▶ [Dataset records]:
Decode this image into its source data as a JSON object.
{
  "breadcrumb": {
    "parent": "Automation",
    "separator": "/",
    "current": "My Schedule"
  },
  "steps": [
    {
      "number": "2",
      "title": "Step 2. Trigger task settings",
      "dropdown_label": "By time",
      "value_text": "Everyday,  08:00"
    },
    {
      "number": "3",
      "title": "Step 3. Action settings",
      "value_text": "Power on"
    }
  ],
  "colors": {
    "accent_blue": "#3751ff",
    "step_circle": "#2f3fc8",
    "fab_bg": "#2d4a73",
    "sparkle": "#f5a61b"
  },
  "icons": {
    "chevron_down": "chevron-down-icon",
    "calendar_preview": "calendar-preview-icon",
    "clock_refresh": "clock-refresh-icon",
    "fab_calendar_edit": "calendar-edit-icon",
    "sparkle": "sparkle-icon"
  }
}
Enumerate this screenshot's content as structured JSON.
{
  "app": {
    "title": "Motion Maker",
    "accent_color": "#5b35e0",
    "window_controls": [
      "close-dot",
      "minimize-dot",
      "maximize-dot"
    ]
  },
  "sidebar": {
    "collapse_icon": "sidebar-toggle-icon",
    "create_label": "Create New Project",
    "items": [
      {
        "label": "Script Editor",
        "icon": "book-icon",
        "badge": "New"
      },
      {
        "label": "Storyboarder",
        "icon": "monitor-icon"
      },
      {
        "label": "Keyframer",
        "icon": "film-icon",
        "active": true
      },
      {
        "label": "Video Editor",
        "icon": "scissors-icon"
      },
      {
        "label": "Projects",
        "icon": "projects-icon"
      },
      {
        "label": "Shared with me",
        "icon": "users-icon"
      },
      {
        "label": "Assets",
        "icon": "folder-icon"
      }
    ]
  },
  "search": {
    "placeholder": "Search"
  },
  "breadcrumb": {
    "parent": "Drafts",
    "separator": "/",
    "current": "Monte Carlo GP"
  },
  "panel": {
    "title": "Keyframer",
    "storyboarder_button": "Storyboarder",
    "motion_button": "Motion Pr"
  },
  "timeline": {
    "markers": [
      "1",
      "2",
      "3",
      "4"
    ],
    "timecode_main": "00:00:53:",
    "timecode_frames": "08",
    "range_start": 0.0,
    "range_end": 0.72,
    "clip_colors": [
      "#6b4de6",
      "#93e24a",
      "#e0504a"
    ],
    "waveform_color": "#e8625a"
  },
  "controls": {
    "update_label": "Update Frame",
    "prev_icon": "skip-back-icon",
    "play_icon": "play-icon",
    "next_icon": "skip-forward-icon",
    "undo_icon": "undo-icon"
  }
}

▶ [What you have to do]: Nothing may be left out: return each entry exactly as it reads.

▶ [Complete answer]:
Decode this image into its source data as a JSON object.
{
  "breadcrumb": {
    "parent": "Automation",
    "separator": "/",
    "current": "My Schedule"
  },
  "steps": [
    {
      "number": "2",
      "title": "Step 2. Trigger task settings",
      "dropdown_label": "By time",
      "value_text": "Everyday,  08:00"
    },
    {
      "number": "3",
      "title": "Step 3. Action settings",
      "value_text": "Power on"
    }
  ],
  "colors": {
    "accent_blue": "#3751ff",
    "step_circle": "#2f3fc8",
    "fab_bg": "#2d4a73",
    "sparkle": "#f5a61b"
  },
  "icons": {
    "chevron_down": "chevron-down-icon",
    "calendar_preview": "calendar-preview-icon",
    "clock_refresh": "clock-refresh-icon",
    "fab_calendar_edit": "calendar-edit-icon",
    "sparkle": "sparkle-icon"
  }
}
Enumerate this screenshot's content as structured JSON.
{
  "app": {
    "title": "Motion Maker",
    "accent_color": "#5b35e0",
    "window_controls": [
      "close-dot",
      "minimize-dot",
      "maximize-dot"
    ]
  },
  "sidebar": {
    "collapse_icon": "sidebar-toggle-icon",
    "create_label": "Create New Project",
    "items": [
      {
        "label": "Script Editor",
        "icon": "book-icon",
        "badge": "New"
      },
      {
        "label": "Storyboarder",
        "icon": "monitor-icon"
      },
      {
        "label": "Keyframer",
        "icon": "film-icon",
        "active": true
      },
      {
        "label": "Video Editor",
        "icon": "scissors-icon"
      },
      {
        "label": "Projects",
        "icon": "projects-icon"
      },
      {
        "label": "Shared with me",
        "icon": "users-icon"
      },
      {
        "label": "Assets",
        "icon": "folder-icon"
      }
    ]
  },
  "search": {
    "placeholder": "Search"
  },
  "breadcrumb": {
    "parent": "Drafts",
    "separator": "/",
    "current": "Monte Carlo GP"
  },
  "panel": {
    "title": "Keyframer",
    "storyboarder_button": "Storyboarder",
    "motion_button": "Motion Pr"
  },
  "timeline": {
    "markers": [
      "1",
      "2",
      "3",
      "4"
    ],
    "timecode_main": "00:00:53:",
    "timecode_frames": "08",
    "range_start": 0.0,
    "range_end": 0.72,
    "clip_colors": [
      "#6b4de6",
      "#93e24a",
      "#e0504a"
    ],
    "waveform_color": "#e8625a"
  },
  "controls": {
    "update_label": "Update Frame",
    "prev_icon": "skip-back-icon",
    "play_icon": "play-icon",
    "next_icon": "skip-forward-icon",
    "undo_icon": "undo-icon"
  }
}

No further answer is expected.